▶ YOUR OBJECTIVE
Select, from the material below, each line with "TradingView" in it.

+===+

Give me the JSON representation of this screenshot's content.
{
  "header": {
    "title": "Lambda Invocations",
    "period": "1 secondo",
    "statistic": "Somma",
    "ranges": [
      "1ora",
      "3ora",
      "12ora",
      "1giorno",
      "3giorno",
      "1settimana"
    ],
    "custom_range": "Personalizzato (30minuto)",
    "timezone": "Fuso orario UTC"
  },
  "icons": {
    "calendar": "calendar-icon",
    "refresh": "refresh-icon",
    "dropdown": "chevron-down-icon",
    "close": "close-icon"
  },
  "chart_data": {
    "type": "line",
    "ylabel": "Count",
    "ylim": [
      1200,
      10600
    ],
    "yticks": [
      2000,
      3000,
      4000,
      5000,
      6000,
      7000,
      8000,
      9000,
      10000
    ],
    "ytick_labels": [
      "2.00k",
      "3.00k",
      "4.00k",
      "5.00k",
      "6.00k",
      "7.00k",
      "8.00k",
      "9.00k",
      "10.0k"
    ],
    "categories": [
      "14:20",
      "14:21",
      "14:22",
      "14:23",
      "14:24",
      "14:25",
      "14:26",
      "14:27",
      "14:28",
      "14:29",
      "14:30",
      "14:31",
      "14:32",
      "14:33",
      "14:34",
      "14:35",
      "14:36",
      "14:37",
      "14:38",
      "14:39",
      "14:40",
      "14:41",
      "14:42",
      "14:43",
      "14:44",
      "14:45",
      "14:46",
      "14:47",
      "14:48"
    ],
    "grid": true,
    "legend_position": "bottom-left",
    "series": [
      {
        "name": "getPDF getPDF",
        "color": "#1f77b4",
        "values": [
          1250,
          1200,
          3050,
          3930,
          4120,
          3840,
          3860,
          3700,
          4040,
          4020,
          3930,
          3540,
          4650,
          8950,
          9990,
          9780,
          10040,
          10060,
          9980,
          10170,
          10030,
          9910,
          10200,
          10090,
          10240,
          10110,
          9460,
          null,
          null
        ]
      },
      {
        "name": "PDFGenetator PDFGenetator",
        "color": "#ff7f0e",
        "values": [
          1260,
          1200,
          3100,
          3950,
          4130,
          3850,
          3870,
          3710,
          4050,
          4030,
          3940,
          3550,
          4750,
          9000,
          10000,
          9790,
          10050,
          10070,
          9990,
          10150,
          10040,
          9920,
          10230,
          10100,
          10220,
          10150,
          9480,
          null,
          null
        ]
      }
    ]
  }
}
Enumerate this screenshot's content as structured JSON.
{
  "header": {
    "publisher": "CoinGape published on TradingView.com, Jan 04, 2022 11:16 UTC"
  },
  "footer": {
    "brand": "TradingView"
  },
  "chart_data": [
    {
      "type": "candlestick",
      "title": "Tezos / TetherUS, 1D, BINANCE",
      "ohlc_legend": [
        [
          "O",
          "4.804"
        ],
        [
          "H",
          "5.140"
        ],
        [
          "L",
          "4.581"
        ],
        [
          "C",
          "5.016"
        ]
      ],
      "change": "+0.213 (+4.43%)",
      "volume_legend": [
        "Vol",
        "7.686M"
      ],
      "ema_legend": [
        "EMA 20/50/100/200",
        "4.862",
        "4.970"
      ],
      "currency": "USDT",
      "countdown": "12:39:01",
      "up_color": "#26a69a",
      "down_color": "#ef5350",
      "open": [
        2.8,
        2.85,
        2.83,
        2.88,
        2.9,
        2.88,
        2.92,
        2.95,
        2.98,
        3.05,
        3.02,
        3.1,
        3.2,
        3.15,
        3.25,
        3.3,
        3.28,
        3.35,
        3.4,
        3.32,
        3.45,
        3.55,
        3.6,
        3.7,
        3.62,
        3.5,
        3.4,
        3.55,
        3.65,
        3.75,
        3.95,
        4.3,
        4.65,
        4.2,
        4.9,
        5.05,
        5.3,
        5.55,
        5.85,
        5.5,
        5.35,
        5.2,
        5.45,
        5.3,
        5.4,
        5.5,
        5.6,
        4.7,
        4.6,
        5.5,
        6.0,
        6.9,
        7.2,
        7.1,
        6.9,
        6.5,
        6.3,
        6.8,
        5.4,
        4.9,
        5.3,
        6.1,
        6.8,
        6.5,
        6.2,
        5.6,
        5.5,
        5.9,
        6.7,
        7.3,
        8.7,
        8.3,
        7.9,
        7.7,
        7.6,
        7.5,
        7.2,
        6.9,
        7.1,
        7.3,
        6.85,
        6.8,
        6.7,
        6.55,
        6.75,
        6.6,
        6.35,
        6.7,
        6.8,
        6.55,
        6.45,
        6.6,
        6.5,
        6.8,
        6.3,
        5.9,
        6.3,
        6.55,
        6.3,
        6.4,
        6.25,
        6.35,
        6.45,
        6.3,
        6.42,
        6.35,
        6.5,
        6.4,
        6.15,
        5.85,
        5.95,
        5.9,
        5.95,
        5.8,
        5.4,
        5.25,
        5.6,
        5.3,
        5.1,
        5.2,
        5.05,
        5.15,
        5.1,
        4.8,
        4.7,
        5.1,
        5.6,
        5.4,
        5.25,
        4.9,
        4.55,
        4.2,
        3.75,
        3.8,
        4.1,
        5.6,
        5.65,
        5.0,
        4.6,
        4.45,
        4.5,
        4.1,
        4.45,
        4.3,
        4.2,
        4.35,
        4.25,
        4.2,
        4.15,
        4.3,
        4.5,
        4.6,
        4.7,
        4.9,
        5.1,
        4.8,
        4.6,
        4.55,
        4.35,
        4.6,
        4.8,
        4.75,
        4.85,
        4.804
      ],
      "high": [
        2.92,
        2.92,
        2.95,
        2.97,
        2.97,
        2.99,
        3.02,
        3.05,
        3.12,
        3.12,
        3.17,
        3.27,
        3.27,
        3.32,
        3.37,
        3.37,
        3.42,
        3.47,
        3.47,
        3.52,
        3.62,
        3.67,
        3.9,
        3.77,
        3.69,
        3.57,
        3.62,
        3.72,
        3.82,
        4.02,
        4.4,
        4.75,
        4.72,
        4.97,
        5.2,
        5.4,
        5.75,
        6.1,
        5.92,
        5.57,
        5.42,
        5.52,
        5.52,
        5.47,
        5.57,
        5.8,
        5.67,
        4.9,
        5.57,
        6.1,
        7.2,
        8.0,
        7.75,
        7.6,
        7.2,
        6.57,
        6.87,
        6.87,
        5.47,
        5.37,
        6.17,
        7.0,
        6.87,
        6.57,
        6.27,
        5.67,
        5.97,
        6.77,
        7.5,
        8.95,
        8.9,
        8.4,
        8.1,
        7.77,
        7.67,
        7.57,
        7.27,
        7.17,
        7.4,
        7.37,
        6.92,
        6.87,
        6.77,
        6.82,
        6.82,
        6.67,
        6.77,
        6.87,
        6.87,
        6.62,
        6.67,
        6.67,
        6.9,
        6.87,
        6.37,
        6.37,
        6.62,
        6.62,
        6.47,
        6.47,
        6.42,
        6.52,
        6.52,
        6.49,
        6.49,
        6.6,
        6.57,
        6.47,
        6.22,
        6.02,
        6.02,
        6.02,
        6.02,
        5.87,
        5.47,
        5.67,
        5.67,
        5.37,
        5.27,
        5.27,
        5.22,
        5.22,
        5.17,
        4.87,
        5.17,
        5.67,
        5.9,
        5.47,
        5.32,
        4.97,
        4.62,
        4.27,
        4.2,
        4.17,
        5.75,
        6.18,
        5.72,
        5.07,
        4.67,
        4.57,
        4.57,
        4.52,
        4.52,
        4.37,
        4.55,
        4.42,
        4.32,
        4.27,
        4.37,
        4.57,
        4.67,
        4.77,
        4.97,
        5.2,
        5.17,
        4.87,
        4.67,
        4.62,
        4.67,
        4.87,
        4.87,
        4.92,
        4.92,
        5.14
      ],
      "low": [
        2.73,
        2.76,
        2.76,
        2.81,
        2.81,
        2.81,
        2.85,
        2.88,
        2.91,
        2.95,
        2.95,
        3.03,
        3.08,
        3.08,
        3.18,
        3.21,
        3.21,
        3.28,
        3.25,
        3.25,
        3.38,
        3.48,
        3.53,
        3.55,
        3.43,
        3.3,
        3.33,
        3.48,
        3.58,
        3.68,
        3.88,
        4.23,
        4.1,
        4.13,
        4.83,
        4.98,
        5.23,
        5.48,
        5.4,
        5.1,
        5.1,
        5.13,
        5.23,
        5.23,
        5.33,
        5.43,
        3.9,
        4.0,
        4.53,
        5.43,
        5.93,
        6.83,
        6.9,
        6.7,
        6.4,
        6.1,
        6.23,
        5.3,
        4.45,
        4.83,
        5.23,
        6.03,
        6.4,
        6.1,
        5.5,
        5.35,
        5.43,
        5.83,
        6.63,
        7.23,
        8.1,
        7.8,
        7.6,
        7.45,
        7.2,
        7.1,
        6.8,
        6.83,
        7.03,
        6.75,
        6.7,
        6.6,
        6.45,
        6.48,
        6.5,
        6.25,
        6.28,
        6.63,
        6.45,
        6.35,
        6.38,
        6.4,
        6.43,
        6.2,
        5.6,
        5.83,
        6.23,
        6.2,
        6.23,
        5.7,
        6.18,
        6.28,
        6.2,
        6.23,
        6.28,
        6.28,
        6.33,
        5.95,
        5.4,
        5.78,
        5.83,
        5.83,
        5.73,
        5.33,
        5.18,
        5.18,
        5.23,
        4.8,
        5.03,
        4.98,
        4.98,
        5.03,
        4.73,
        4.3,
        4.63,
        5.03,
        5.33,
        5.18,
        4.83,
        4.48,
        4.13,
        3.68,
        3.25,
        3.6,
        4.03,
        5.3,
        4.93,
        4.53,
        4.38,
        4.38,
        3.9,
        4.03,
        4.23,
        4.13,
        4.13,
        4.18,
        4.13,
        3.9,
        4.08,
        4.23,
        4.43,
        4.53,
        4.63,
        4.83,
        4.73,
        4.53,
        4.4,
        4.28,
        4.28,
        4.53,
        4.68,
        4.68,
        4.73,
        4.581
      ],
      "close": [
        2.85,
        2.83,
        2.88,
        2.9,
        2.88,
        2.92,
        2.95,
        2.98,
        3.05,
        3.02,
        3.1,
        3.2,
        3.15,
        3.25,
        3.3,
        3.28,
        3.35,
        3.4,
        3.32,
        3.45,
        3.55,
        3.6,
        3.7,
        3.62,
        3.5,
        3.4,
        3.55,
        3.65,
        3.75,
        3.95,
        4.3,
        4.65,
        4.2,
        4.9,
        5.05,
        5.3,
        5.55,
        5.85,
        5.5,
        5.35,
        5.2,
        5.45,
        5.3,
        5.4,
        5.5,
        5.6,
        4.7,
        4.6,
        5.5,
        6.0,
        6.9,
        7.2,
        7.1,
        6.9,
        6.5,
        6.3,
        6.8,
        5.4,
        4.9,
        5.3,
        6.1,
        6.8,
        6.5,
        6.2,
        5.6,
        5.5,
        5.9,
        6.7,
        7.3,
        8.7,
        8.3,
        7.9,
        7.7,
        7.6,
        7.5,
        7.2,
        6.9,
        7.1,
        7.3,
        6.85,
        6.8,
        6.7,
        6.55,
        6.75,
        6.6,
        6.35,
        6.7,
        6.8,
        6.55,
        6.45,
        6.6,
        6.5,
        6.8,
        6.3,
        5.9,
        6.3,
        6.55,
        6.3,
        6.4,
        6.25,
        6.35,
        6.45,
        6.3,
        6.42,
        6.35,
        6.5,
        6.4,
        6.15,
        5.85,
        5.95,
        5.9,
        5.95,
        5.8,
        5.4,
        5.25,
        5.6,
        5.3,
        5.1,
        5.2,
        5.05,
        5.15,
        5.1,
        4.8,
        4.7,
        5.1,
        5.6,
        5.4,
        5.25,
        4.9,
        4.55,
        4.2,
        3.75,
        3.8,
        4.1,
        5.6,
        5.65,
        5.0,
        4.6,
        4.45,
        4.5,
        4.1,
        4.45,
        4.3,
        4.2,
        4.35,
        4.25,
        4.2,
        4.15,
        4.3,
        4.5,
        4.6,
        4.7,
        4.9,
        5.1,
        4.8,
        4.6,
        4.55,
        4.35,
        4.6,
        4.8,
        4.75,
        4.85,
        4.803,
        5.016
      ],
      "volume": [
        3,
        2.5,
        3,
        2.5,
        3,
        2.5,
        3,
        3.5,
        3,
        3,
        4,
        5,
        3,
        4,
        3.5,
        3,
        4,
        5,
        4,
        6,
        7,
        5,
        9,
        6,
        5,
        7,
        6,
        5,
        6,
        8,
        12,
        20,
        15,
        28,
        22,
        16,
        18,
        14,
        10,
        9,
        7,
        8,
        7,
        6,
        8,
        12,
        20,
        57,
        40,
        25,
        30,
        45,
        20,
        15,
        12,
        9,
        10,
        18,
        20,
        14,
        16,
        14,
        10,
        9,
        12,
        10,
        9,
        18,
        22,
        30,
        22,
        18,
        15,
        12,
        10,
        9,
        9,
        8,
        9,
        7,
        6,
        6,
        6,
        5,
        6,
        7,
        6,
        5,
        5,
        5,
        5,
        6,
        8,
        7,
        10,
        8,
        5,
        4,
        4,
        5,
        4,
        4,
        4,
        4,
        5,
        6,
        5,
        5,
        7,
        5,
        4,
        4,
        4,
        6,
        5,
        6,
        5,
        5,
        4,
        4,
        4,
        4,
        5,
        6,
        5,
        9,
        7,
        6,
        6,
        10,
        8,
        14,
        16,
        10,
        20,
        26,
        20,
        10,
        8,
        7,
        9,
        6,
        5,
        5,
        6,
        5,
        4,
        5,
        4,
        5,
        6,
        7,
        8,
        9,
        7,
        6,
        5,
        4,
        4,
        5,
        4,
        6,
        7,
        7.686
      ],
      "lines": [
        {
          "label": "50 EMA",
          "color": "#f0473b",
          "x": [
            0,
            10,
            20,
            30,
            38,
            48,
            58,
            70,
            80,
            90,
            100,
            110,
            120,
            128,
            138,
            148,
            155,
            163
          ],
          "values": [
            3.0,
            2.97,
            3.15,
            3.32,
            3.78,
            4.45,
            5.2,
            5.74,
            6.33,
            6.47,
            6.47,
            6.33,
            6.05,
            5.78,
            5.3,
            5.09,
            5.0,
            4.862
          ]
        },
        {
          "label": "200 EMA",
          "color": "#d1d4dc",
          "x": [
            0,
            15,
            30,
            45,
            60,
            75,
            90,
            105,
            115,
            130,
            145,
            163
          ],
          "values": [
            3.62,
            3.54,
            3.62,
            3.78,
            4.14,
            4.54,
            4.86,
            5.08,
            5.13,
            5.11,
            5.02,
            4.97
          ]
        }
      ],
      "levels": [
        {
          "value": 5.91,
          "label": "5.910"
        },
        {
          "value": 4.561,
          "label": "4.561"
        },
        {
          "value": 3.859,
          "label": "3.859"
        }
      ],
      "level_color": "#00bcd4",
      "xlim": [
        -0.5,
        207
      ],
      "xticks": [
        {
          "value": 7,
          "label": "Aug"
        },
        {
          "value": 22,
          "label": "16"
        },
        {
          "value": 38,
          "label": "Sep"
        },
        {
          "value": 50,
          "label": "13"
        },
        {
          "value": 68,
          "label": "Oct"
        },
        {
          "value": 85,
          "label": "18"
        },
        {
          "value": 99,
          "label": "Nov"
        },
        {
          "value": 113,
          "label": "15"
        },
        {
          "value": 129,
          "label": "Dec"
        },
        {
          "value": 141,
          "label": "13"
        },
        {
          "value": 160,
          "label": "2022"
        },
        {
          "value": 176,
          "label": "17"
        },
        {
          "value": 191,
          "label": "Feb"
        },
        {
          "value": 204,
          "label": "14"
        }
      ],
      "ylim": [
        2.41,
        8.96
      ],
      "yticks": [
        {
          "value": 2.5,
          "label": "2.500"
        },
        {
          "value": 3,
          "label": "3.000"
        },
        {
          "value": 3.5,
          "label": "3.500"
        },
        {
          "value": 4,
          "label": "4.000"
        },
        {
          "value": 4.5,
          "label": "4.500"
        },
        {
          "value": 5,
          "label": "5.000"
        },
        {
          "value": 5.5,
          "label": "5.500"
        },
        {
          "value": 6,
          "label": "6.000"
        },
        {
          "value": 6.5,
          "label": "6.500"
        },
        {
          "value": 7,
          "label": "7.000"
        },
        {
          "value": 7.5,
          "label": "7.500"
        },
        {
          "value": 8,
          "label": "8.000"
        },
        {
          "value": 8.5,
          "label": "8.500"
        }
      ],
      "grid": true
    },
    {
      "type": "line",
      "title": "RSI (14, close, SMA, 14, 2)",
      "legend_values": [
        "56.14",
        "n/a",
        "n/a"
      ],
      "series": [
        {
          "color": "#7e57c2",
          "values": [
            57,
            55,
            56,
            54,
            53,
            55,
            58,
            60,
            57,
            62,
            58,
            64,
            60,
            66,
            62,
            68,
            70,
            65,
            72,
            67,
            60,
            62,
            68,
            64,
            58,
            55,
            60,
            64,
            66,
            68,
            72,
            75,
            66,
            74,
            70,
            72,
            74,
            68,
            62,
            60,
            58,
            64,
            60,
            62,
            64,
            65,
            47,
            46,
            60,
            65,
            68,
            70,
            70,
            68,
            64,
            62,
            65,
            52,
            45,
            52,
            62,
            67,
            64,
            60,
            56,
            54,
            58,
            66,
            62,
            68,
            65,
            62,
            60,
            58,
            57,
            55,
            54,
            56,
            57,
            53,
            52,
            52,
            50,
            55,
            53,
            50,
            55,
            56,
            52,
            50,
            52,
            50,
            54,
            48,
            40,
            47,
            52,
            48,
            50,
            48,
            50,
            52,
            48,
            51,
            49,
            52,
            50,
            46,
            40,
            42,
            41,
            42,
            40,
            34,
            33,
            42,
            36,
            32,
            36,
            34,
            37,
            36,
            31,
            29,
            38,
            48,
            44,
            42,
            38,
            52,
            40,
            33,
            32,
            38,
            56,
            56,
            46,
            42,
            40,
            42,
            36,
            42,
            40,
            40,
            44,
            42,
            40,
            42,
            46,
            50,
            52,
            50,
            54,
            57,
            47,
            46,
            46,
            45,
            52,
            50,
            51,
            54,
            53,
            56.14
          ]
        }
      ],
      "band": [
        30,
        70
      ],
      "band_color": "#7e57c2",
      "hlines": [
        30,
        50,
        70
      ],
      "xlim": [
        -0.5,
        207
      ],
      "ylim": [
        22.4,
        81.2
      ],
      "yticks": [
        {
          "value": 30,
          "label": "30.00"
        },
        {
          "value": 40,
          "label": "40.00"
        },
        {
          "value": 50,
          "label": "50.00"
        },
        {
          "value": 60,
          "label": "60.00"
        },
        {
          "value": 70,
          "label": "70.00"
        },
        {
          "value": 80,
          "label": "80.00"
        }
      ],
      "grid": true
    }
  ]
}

+===+

▶ THE COMPLETED TASK
    "publisher": "CoinGape published on TradingView.com, Jan 04, 2022 11:16 UTC"
    "brand": "TradingView"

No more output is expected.